» **作業指示**:
1. 引用文に基づいて、次の問いに答えてください。
(a) 非製造業で窺われるのは、何を見直す動きか。
(b) 全産業で、競争力の低下を懸念する理由として最も多かった項目とその比率は何か。
(c) 素材型製造業で「デフレ・価格競争への対応が限界に近づいている」を挙げた比率は何%か。
2. レコードのうち、「535, 476, 578]」を含む行から「431, 1056, 536]」を含む行まで(両端の行も含む)を、一字一句変えずに書き写せ。

» **引用文**:
______________________________

非製造業では、品揃え、サービス内容とコストとのバランスを見直す動きが窺われる。

(注3)重要度が高いと考える順に、3項目以内で複数回答を求めた内の第1位の回答。


図表5 競争力の源泉〔非製造業(建設業を除く)〕
(「現在、今後とも競争力には自信がある」と回答した企業)


図表5 競争力の源泉〔非製造業(建設業を除く)〕


図表6 競争力の源泉〔非製造業(建設業を除く)〕
(「現在は自信があるが、今後は競争力の低下を懸念している」と回答した企業)


図表6 競争力の源泉〔非製造業(建設業を除く)〕


1.3 競争力の低下が懸念される理由

1.3.1 全産業の動向〔図表7〕
「現在は自信があるが、今後は競争力の低下が懸念される」企業について、競争力の低下を懸念する理由をみると、「デフレ・価格競争への対応が限界に近づいている」(64.6%)が最も多く、「自社が営業基盤とする地域やマーケットが衰退・縮小している」(56.1%)が第2位となっており、それぞれ半数を上回っている。以下「高齢化や退職で中核的な熟練工、社員、幹部が今後不足する」(20.0%)、「自社製品と遜色のない海外製品の流入が増加している」(17.9%)等が続いている。
競争力の低下を懸念する企業は、デフレへの対応の限界、営業基盤の衰退を強く懸念している。


1.3.2 業種別〔図表7〕
業種別にみると、製造業では、「デフレ・価格競争への対応が限界に近づいている」(67.5%)が最も多くなっている(特に、素材型製造業が69.3%と高い比率を示している)。「自社が営業基盤とする地域やマーケットが衰退・縮小している」(50.3%)が第2位となっており、上位2項目は過半数を上回っている。以下「自社製品と遜色のない海外製品の流入が増加している」(31.4%)、「高齢化や退職で中核的な熟練工、社員、幹部が今後不足する」(25.5%)等が続いている。なお、業種としての特性もあるが、「自社製品と遜色のない海外製品の流入が増加している」(31.4%)は非製造業(6.1%)に比べて高い数値を示しており、安価な輸入品の浸透による悪影響を被っている企業が多いことを示している。

______________________________

» **空間レイアウトデータ**:
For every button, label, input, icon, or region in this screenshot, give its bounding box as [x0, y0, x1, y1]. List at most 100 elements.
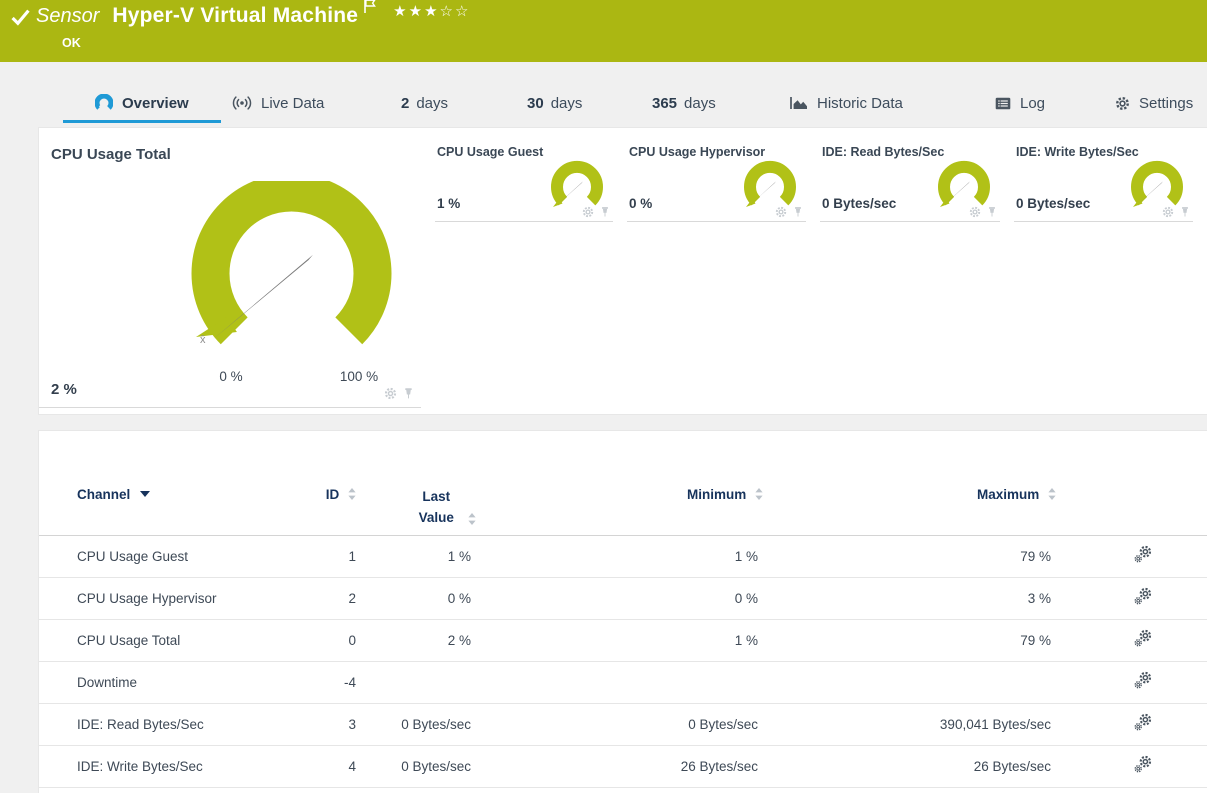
channel-last-value: 1 %	[356, 535, 476, 578]
gauge-tile-cpu-usage-hypervisor: CPU Usage Hypervisor 0 %	[627, 141, 806, 222]
gauge-value: 1 %	[437, 196, 461, 211]
status-badge: OK	[62, 36, 81, 50]
sensor-type-label: Sensor	[36, 5, 100, 27]
tab-bar: Overview Live Data 2 days 30 days 365 days …	[0, 62, 1207, 127]
gauge-tile-ide-write: IDE: Write Bytes/Sec 0 Bytes/sec	[1014, 141, 1193, 222]
pin-icon[interactable]	[402, 387, 415, 400]
column-header-maximum[interactable]: Maximum	[763, 431, 1056, 536]
channel-minimum: 0 %	[476, 577, 763, 620]
sorted-desc-icon	[140, 491, 150, 497]
channel-name[interactable]: IDE: Write Bytes/Sec	[39, 745, 318, 788]
gauge-tile-cpu-usage-guest: CPU Usage Guest 1 %	[435, 141, 613, 222]
pin-icon[interactable]	[986, 206, 998, 218]
average-marker: x̄	[200, 334, 206, 346]
channel-settings-icon[interactable]	[1133, 629, 1152, 648]
gauge-value: 2 %	[51, 381, 77, 398]
table-row: CPU Usage Guest 1 1 % 1 % 79 %	[39, 535, 1207, 578]
column-header-minimum[interactable]: Minimum	[476, 431, 763, 536]
tab-log[interactable]: Log	[995, 92, 1045, 114]
priority-stars[interactable]: ★★★☆☆	[393, 3, 471, 20]
tab-live-data[interactable]: Live Data	[232, 92, 324, 114]
tab-30-days[interactable]: 30 days	[527, 94, 583, 112]
gauge-title: CPU Usage Total	[51, 146, 171, 163]
gear-icon[interactable]	[384, 387, 397, 400]
channel-name[interactable]: CPU Usage Guest	[39, 535, 318, 578]
sort-icon	[755, 488, 763, 500]
mini-gauge	[744, 160, 796, 207]
gauge-title: CPU Usage Guest	[437, 145, 544, 159]
table-row: CPU Usage Hypervisor 2 0 % 0 % 3 %	[39, 577, 1207, 620]
channel-settings-icon[interactable]	[1133, 545, 1152, 564]
table-row: Downtime -4	[39, 661, 1207, 704]
tab-365-days[interactable]: 365 days	[652, 94, 716, 112]
gauge-value: 0 Bytes/sec	[822, 196, 897, 211]
gear-icon	[1115, 96, 1130, 111]
pin-icon[interactable]	[599, 206, 611, 218]
channel-name[interactable]: IDE: Read Bytes/Sec	[39, 703, 318, 746]
mini-gauge	[1131, 160, 1183, 207]
channel-minimum: 0 Bytes/sec	[476, 703, 763, 746]
gauge-value-wedge	[196, 317, 237, 337]
channel-minimum: 26 Bytes/sec	[476, 745, 763, 788]
gauge-min-label: 0 %	[219, 369, 243, 384]
channel-table: Channel ID Last Value Minimum Maximum	[39, 431, 1207, 788]
cpu-total-gauge	[191, 181, 392, 345]
column-header-actions	[1056, 431, 1207, 536]
channel-id: 4	[318, 745, 356, 788]
sort-icon	[468, 513, 476, 525]
channel-last-value: 2 %	[356, 619, 476, 662]
channel-settings-icon[interactable]	[1133, 713, 1152, 732]
sort-icon	[348, 488, 356, 500]
channel-id: 0	[318, 619, 356, 662]
gauge-tile-cpu-usage-total: CPU Usage Total x̄ 0 % 100 % 2 %	[39, 141, 421, 408]
gauge-max-label: 100 %	[339, 369, 379, 384]
channel-last-value	[356, 661, 476, 704]
channel-id: 2	[318, 577, 356, 620]
gauge-title: CPU Usage Hypervisor	[629, 145, 766, 159]
channel-settings-icon[interactable]	[1133, 587, 1152, 606]
channel-settings-icon[interactable]	[1133, 755, 1152, 774]
channel-name[interactable]: Downtime	[39, 661, 318, 704]
sort-icon	[1048, 488, 1056, 500]
table-row: CPU Usage Total 0 2 % 1 % 79 %	[39, 619, 1207, 662]
gear-icon[interactable]	[582, 206, 594, 218]
gear-icon[interactable]	[969, 206, 981, 218]
channel-name[interactable]: CPU Usage Hypervisor	[39, 577, 318, 620]
channel-name[interactable]: CPU Usage Total	[39, 619, 318, 662]
overview-gauges-panel: CPU Usage Total x̄ 0 % 100 % 2 % CPU Usa…	[38, 127, 1207, 415]
tab-2-days[interactable]: 2 days	[401, 94, 449, 112]
flag-icon[interactable]	[363, 0, 377, 19]
ok-check-icon	[11, 9, 30, 26]
channel-settings-icon[interactable]	[1133, 671, 1152, 690]
pin-icon[interactable]	[792, 206, 804, 218]
gear-icon[interactable]	[1162, 206, 1174, 218]
tab-settings[interactable]: Settings	[1115, 92, 1193, 114]
channel-minimum: 1 %	[476, 619, 763, 662]
channel-minimum	[476, 661, 763, 704]
channel-maximum	[763, 661, 1056, 704]
table-row: IDE: Read Bytes/Sec 3 0 Bytes/sec 0 Byte…	[39, 703, 1207, 746]
gauge-tile-ide-read: IDE: Read Bytes/Sec 0 Bytes/sec	[820, 141, 1000, 222]
gauge-title: IDE: Read Bytes/Sec	[822, 145, 945, 159]
gauge-value: 0 Bytes/sec	[1016, 196, 1091, 211]
live-data-icon	[232, 96, 252, 110]
channel-id: 1	[318, 535, 356, 578]
tab-overview[interactable]: Overview	[63, 92, 221, 123]
channel-id: -4	[318, 661, 356, 704]
pin-icon[interactable]	[1179, 206, 1191, 218]
channel-table-panel: Channel ID Last Value Minimum Maximum	[38, 430, 1207, 793]
channel-last-value: 0 %	[356, 577, 476, 620]
column-header-channel[interactable]: Channel	[39, 431, 318, 536]
column-header-id[interactable]: ID	[318, 431, 356, 536]
channel-maximum: 79 %	[763, 535, 1056, 578]
area-chart-icon	[790, 96, 808, 110]
mini-gauge	[938, 160, 990, 207]
channel-id: 3	[318, 703, 356, 746]
channel-maximum: 390,041 Bytes/sec	[763, 703, 1056, 746]
channel-maximum: 79 %	[763, 619, 1056, 662]
column-header-last-value[interactable]: Last Value	[356, 431, 476, 536]
gear-icon[interactable]	[775, 206, 787, 218]
mini-gauge	[551, 160, 603, 207]
sensor-header: Sensor Hyper-V Virtual Machine ★★★☆☆ OK	[0, 0, 1207, 62]
tab-historic-data[interactable]: Historic Data	[790, 92, 903, 114]
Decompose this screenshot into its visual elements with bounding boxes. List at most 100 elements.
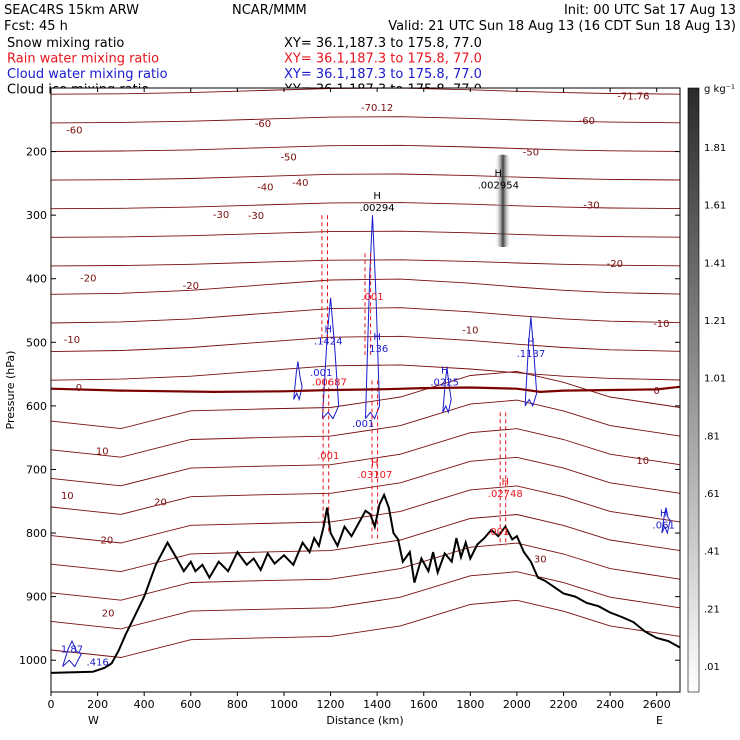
- x-tick-label: 600: [180, 698, 201, 711]
- forecast-hour: Fcst: 45 h: [4, 19, 68, 34]
- isotherm-label: -71.76: [617, 92, 649, 103]
- maximum-value: .03107: [357, 470, 392, 481]
- isotherm-line: [51, 278, 680, 295]
- isotherm-line: [51, 514, 680, 573]
- colorbar-label: .41: [704, 547, 720, 558]
- isotherm-label: -20: [607, 259, 623, 270]
- isotherm-label: -70.12: [361, 103, 393, 114]
- isotherm-line: [51, 399, 680, 458]
- isotherm-label: -10: [64, 335, 80, 346]
- maximum-marker: H: [373, 191, 381, 202]
- isotherm-label: 30: [534, 554, 547, 565]
- legend-entry-0: Snow mixing ratio: [7, 36, 124, 51]
- isotherm-label: 20: [101, 535, 114, 546]
- isotherm-line: [51, 173, 680, 181]
- model-title: SEAC4RS 15km ARW: [4, 3, 139, 18]
- cloud-water-contour: [365, 215, 381, 420]
- terrain-profile: [51, 492, 680, 674]
- y-tick-label: 600: [26, 400, 47, 413]
- legend-xy-2: XY= 36.1,187.3 to 175.8, 77.0: [284, 67, 482, 82]
- x-tick-label: 1600: [410, 698, 438, 711]
- y-tick-label: 400: [26, 273, 47, 286]
- x-tick-label: 1400: [363, 698, 391, 711]
- maximum-value: .02748: [488, 489, 523, 500]
- isotherm-line: [51, 428, 680, 487]
- isotherm-label: 0: [76, 383, 82, 394]
- legend-entry-1: Rain water mixing ratio: [7, 52, 159, 67]
- y-tick-label: 200: [26, 146, 47, 159]
- maximum-marker: H: [660, 509, 668, 520]
- colorbar-unit: g kg⁻¹: [704, 84, 735, 95]
- maximum-value: .001: [361, 292, 383, 303]
- freezing-level: [51, 385, 680, 394]
- x-tick-label: 400: [134, 698, 155, 711]
- maximum-value: .1137: [517, 349, 546, 360]
- isotherm-label: -20: [183, 281, 199, 292]
- west-label: W: [88, 714, 99, 727]
- isotherm-line: [51, 144, 680, 152]
- isotherm-line: [51, 542, 680, 601]
- isotherm-label: 0: [654, 386, 660, 397]
- isotherm-label: 10: [636, 456, 649, 467]
- isotherm-labels: -70.12 -71.76 -60 -60 -60 -50 -50 -40 -40 -30 -30 -…: [61, 92, 670, 620]
- isotherm-line: [51, 456, 680, 515]
- x-tick-label: 2000: [503, 698, 531, 711]
- maximum-value: 1.87: [61, 645, 83, 656]
- isotherm-line: [51, 202, 680, 210]
- y-tick-label: 1000: [19, 654, 47, 667]
- x-tick-label: 2600: [643, 698, 671, 711]
- valid-time: Valid: 21 UTC Sun 18 Aug 13 (16 CDT Sun …: [388, 19, 736, 34]
- rain-water-contours: [321, 215, 507, 546]
- isotherm-line: [51, 371, 680, 430]
- freezing-level-line: [51, 385, 680, 394]
- x-tick-label: 2200: [550, 698, 578, 711]
- y-tick-label: 800: [26, 527, 47, 540]
- colorbar-label: .61: [704, 489, 720, 500]
- isotherm-label: -60: [255, 119, 271, 130]
- isotherm-label: -40: [257, 183, 273, 194]
- isotherm-label: -60: [579, 116, 595, 127]
- maximum-value: .001: [487, 527, 509, 538]
- y-tick-label: 900: [26, 591, 47, 604]
- isotherm-label: -20: [80, 273, 96, 284]
- legend-xy-0: XY= 36.1,187.3 to 175.8, 77.0: [284, 36, 482, 51]
- isotherm-label: 10: [61, 491, 74, 502]
- isotherm-label: -50: [280, 153, 296, 164]
- plot-area: -70.12 -71.76 -60 -60 -60 -50 -50 -40 -40 -30 -30 -…: [4, 87, 681, 727]
- x-tick-label: 1200: [317, 698, 345, 711]
- x-axis: 0 200 400 600 800 1000 1200 1400 1600 1800 2000 220…: [48, 88, 671, 711]
- isotherm-label: -30: [213, 210, 229, 221]
- legend-xy-1: XY= 36.1,187.3 to 175.8, 77.0: [284, 52, 482, 67]
- maximum-marker: H: [371, 458, 379, 469]
- maximum-marker: H: [324, 324, 332, 335]
- center-label: NCAR/MMM: [232, 3, 307, 18]
- isotherm-line: [51, 599, 680, 658]
- terrain-line: [51, 492, 680, 674]
- maximum-value: .00687: [312, 378, 347, 389]
- colorbar-label: 1.01: [704, 374, 726, 385]
- isotherm-line: [51, 571, 680, 630]
- x-tick-label: 1800: [456, 698, 484, 711]
- maximum-marker: H: [495, 169, 503, 180]
- isotherm-line: [51, 230, 680, 238]
- maximum-marker: H: [527, 337, 535, 348]
- isotherm-label: -30: [248, 211, 264, 222]
- cloud-water-contour: [442, 367, 452, 415]
- colorbar-label: 1.41: [704, 258, 726, 269]
- colorbar-label: .81: [704, 431, 720, 442]
- maximum-value: .00294: [360, 203, 395, 214]
- x-tick-label: 800: [227, 698, 248, 711]
- isotherm-label: -10: [462, 326, 478, 337]
- maximum-marker: H: [502, 477, 510, 488]
- isotherm-label: 20: [102, 609, 115, 620]
- x-tick-label: 200: [87, 698, 108, 711]
- colorbar: g kg⁻¹ .01 .21 .41 .61 .81 1.01 1.21 1.41 1.61 1.…: [687, 84, 735, 693]
- isotherm-line: [51, 116, 680, 124]
- cloud-water-contour: [524, 316, 538, 408]
- maximum-value: .061: [653, 521, 675, 532]
- maximum-marker: H: [441, 366, 449, 377]
- colorbar-ramp: [687, 87, 700, 693]
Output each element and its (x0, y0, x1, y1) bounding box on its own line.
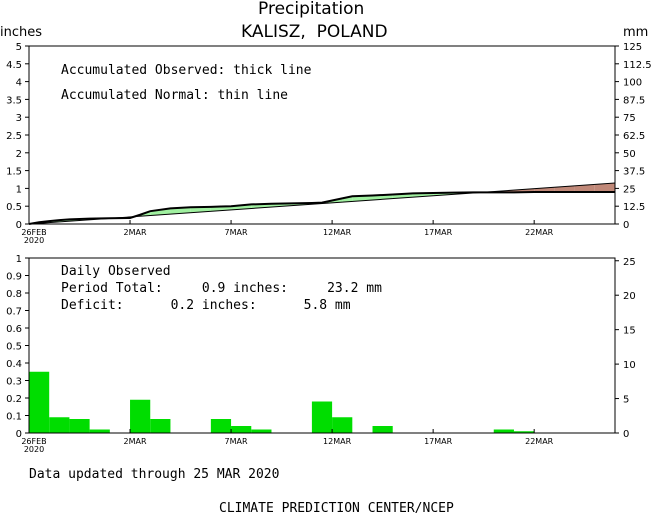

______________________________

» **想定解答**:
1.
(a) 品揃え、サービス内容とコストとのバランス
(b) 「デフレ・価格競争への対応が限界に近づいている」、64.6%
(c) 69.3%

2.
channel-last-value: 1 %	[356, 535, 476, 578]
gauge-tile-cpu-usage-hypervisor: CPU Usage Hypervisor 0 %	[627, 141, 806, 222]
gauge-value: 1 %	[437, 196, 461, 211]
status-badge: OK	[62, 36, 81, 50]
sensor-type-label: Sensor	[36, 5, 100, 27]
tab-bar: Overview Live Data 2 days 30 days 365 days …	[0, 62, 1207, 127]
gauge-tile-ide-write: IDE: Write Bytes/Sec 0 Bytes/sec	[1014, 141, 1193, 222]
pin-icon[interactable]	[402, 387, 415, 400]
column-header-maximum[interactable]: Maximum	[763, 431, 1056, 536]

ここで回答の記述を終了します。